* WORK INSTRUCTION A
Condense the paragraph of the article on the Baho Nugaaleed beginning "The Baho Nugaaleed (Af:Somali" into a brief list of its main facts.
* WORK INSTRUCTION B
Reproduce the portion of the article on the Baho Nugaaleed between "The Baho Nugaaleed" and "Oodeed (including Qayaad).", inclusive.

* READING PASSAGE
■ ■ ■ ■

Baho Nugaaleed

Regions with significant populations

Languages
- Somali, Arabic, English

Religion
- Islam (Sunni)

Related ethnic groups
- Farah Garad, Mohamoud Garad, and other Darod groups

= Baho Nugaaled =

Somali clan

The Baho Nugaaleed (Af:Somali: Baho Nugaaleed, Arabic: باهو نوغال), is a loose Somali clan confederation that is part of the Dhulbahante clan-family. The primary homeland of these clans include the regions of Sool and Togdheer in Somaliland, the Lower Juba region in Somalia and the Dollo Zone in Ethiopia. The Bah Nugaaleed are composed of three major sub-groups in accordance with their locality in Somalia, primarily in the regions of Sool, Togdheer, Nugaal and Jubaland. These groups are Qayaad, the Ugaasyo, the Reer Aymeed and Reer Oodeed (including Qayaad).

■ ■ ■ ■

* GIVEN DATA
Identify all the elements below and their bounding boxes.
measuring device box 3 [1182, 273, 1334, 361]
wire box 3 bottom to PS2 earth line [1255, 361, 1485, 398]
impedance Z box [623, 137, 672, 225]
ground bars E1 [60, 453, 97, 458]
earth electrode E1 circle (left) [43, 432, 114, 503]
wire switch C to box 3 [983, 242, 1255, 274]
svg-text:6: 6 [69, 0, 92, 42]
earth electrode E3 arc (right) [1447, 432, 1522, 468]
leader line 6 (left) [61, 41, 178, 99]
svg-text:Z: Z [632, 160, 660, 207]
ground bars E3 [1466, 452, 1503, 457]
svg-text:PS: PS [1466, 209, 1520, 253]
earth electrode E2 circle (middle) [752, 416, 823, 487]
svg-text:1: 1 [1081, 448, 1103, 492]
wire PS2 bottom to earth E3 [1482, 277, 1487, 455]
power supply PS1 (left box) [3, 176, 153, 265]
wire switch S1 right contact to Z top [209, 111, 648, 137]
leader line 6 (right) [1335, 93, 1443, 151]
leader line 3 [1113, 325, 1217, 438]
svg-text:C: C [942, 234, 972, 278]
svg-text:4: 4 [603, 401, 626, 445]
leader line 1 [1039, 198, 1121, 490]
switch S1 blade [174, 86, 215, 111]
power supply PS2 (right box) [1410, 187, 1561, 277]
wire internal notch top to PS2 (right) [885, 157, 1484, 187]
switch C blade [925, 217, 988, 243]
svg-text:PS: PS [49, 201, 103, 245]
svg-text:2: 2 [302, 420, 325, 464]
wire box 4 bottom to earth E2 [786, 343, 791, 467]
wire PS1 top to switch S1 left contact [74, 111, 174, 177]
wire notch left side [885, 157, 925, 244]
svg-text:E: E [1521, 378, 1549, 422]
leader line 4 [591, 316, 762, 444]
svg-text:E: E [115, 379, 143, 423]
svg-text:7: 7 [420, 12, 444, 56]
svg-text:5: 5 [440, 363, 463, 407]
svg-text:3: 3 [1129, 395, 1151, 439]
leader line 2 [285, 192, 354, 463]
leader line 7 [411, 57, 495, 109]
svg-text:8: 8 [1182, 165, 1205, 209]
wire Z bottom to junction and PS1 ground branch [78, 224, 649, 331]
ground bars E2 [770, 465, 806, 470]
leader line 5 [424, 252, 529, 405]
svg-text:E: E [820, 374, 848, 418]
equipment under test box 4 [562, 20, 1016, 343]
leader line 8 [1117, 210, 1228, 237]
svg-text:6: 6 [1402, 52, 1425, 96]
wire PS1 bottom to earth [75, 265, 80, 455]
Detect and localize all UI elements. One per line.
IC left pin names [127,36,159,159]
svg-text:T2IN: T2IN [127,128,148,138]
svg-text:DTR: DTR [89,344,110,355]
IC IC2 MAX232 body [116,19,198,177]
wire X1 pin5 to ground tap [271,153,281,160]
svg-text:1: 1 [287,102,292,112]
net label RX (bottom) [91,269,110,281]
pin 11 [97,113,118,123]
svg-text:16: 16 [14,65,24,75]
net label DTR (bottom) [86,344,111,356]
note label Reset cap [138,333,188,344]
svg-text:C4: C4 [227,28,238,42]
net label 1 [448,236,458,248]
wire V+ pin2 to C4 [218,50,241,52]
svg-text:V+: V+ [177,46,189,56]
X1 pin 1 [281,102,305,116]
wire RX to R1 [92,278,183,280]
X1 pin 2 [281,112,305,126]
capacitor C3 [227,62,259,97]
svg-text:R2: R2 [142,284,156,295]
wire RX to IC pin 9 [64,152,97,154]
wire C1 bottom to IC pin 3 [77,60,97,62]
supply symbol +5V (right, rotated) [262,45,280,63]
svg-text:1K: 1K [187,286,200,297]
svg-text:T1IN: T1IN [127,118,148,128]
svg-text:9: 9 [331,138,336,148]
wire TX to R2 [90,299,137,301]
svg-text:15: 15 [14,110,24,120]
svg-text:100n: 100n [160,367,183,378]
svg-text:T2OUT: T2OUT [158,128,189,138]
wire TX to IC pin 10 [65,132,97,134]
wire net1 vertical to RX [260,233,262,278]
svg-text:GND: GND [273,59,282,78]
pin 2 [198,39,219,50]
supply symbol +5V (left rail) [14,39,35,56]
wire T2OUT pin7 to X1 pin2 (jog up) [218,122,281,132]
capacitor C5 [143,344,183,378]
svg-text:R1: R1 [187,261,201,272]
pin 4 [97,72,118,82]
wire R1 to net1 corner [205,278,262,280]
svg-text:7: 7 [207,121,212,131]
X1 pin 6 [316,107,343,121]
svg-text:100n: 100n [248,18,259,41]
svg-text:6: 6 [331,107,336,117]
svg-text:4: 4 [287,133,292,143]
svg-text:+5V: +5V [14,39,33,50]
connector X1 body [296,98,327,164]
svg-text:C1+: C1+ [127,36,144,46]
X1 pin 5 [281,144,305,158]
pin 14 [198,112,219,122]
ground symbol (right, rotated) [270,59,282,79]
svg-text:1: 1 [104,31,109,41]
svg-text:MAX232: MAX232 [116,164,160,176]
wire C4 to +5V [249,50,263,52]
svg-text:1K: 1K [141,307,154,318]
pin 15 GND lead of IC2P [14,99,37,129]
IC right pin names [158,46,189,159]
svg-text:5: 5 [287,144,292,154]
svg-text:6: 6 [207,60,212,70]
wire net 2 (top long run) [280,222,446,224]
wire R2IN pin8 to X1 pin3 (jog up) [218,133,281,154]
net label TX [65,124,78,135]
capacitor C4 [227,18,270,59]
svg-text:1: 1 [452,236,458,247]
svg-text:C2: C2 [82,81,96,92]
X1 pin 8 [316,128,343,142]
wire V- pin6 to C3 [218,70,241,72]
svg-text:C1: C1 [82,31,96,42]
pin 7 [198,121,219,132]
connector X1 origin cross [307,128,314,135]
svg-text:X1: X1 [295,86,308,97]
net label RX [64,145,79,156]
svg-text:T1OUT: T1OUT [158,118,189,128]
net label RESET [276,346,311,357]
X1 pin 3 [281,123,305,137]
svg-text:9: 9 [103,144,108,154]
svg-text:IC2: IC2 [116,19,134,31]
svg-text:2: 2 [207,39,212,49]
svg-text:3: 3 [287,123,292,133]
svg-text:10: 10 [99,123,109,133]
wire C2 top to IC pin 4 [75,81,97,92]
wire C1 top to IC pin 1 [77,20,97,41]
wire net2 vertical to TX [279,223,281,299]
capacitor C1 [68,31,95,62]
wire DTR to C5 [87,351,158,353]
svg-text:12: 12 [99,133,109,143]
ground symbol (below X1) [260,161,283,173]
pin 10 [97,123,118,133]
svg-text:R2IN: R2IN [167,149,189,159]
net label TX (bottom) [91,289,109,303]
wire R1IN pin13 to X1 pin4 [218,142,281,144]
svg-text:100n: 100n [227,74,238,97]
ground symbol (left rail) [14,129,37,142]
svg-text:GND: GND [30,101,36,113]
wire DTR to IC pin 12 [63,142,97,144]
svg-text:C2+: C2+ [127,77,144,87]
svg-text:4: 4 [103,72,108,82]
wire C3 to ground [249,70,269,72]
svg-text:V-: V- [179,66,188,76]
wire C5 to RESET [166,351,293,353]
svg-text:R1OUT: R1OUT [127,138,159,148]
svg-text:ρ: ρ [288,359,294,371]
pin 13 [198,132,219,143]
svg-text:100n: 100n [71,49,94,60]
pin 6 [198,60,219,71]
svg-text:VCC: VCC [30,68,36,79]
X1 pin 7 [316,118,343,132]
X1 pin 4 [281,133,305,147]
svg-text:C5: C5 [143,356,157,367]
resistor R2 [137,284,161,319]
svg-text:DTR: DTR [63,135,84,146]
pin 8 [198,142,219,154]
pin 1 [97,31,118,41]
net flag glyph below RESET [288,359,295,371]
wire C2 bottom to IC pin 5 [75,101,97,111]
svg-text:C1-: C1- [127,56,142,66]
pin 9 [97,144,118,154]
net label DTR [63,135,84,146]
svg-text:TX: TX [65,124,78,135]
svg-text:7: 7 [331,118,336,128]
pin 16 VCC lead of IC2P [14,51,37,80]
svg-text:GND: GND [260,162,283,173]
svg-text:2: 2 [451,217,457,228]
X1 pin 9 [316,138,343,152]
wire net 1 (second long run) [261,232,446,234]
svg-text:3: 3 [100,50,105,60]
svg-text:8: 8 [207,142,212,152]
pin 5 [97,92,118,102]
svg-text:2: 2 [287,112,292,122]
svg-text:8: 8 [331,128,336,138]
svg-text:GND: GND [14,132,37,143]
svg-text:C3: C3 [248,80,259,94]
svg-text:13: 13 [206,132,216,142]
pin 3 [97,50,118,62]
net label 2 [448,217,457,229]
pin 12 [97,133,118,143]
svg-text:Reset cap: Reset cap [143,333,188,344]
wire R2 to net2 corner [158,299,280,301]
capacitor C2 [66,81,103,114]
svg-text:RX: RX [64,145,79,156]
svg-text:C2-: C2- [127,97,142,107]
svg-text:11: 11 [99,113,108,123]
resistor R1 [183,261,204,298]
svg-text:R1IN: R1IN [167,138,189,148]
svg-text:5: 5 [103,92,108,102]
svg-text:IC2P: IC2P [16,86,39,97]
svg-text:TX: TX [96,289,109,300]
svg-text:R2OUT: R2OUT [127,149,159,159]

■ ■ ■ ■

* WRITTEN SOLUTION A
- The Baho Nugaaleed is a loose Somali clan confederation that forms part of the Dhulbahante clan-family.
- Primary homeland: the Sool and Togdheer regions in Somaliland, the Lower Juba region in Somalia, and the Dollo Zone in Ethiopia.
- The confederation has three major sub-groups, divided by locality and found mainly in Sool, Togdheer, Nugaal and Jubaland.
- The groups are named as Qayaad, the Ugaasyo, the Reer Aymeed and Reer Oodeed (including Qayaad).

* WRITTEN SOLUTION B
The Baho Nugaaleed (Af:Somali: Baho Nugaaleed, Arabic: باهو نوغال), is a loose Somali clan confederation that is part of the Dhulbahante clan-family. The primary homeland of these clans include the regions of Sool and Togdheer in Somaliland, the Lower Juba region in Somalia and the Dollo Zone in Ethiopia. The Bah Nugaaleed are composed of three major sub-groups in accordance with their locality in Somalia, primarily in the regions of Sool, Togdheer, Nugaal and Jubaland. These groups are Qayaad, the Ugaasyo, the Reer Aymeed and Reer Oodeed (including Qayaad).